It’s time we talk about how people love to hate Orthodox Jews.
It happens all the time. And it starts with casual rhetoric, as all things do. I witness it personally, often as the only Orthodox Jew in liberal spaces. “Did you know that there are some Orthodox rabbis whose expertise is in financial ethics in Jewish law?” I once remarked to another journalist, years ago.
“Orthodox rabbis who have financial ethics?” The colleague laughed. “What’s that, like stealing everyone’s money?”
It was just a joke. But it’s never just a joke. I hear this sort of banter far too often, thanks to the strange place I’m in as an Orthodox Jewish journalist. It’s my job to be openly critical of my own community when necessary, pointing out internal wrongdoings. And then, I must watch, anguished, as those who hate us take up that criticism of the dregs of our society and twist them into dangerous blanket statements that besmear entire communities.

(Page layout parsing data)
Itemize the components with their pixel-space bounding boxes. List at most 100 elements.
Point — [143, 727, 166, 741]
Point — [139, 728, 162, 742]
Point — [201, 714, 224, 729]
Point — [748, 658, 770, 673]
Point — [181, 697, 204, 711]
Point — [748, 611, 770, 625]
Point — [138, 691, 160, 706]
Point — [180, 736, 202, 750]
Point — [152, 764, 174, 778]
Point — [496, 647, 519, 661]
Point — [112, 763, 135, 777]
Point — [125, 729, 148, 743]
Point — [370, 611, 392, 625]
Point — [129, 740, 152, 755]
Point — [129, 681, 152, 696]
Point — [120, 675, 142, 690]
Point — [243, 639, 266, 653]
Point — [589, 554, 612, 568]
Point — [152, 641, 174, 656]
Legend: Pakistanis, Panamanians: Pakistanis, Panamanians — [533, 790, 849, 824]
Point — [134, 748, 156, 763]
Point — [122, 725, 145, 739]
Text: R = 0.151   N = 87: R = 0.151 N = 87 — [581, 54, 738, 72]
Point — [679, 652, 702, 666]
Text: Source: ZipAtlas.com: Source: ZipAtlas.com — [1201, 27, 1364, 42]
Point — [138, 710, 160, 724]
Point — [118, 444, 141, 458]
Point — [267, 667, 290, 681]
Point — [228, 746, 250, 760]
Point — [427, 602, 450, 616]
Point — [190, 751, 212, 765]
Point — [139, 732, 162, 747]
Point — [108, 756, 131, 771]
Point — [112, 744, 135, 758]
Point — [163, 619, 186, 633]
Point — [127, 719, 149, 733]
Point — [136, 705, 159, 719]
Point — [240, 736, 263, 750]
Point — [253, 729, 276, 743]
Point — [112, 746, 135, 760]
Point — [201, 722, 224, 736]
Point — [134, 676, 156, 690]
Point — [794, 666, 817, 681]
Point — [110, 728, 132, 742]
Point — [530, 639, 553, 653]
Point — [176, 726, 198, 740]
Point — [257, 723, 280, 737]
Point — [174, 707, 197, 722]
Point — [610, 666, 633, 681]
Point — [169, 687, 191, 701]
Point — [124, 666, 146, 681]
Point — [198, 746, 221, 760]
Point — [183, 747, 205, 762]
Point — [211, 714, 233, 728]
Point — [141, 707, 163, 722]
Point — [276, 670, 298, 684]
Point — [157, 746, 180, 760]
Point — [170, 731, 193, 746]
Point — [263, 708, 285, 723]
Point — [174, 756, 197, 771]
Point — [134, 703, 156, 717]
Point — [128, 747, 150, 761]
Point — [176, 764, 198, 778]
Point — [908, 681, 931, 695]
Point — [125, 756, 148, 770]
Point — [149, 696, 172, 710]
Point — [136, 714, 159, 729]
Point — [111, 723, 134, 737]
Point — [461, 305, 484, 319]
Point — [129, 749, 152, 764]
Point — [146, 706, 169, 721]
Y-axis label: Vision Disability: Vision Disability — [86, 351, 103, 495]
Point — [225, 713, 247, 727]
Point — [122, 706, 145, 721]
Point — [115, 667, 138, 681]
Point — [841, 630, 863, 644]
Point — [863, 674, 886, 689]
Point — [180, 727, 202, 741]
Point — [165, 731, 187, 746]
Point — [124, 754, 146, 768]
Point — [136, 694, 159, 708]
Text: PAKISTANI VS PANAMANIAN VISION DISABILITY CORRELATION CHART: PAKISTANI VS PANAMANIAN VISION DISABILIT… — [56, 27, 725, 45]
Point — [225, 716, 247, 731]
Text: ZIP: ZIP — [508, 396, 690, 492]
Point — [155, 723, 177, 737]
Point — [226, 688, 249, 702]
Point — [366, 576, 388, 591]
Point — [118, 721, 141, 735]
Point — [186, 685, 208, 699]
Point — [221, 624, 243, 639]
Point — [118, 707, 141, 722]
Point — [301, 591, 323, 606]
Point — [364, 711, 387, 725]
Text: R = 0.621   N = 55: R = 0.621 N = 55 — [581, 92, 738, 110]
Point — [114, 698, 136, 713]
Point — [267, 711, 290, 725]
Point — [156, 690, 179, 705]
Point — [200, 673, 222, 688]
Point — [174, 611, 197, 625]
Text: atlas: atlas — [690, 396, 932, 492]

_PROBLEMS TO SOLVE_.
A. List every passage enclosed in quotation marks in the text on hatred of Orthodox Jews.
B. Reproduce the part of the text on hatred of Orthodox Jews that starts at "It was just" and ends at "besmear entire communities.".

_RESPONSES BY TASK_.
A.
- Did you know that there are some Orthodox rabbis whose expertise is in financial ethics in Jewish law?
- Orthodox rabbis who have financial ethics?
- What’s that, like stealing everyone’s money?

B.
It was just a joke. But it’s never just a joke. I hear this sort of banter far too often, thanks to the strange place I’m in as an Orthodox Jewish journalist. It’s my job to be openly critical of my own community when necessary, pointing out internal wrongdoings. And then, I must watch, anguished, as those who hate us take up that criticism of the dregs of our society and twist them into dangerous blanket statements that besmear entire communities.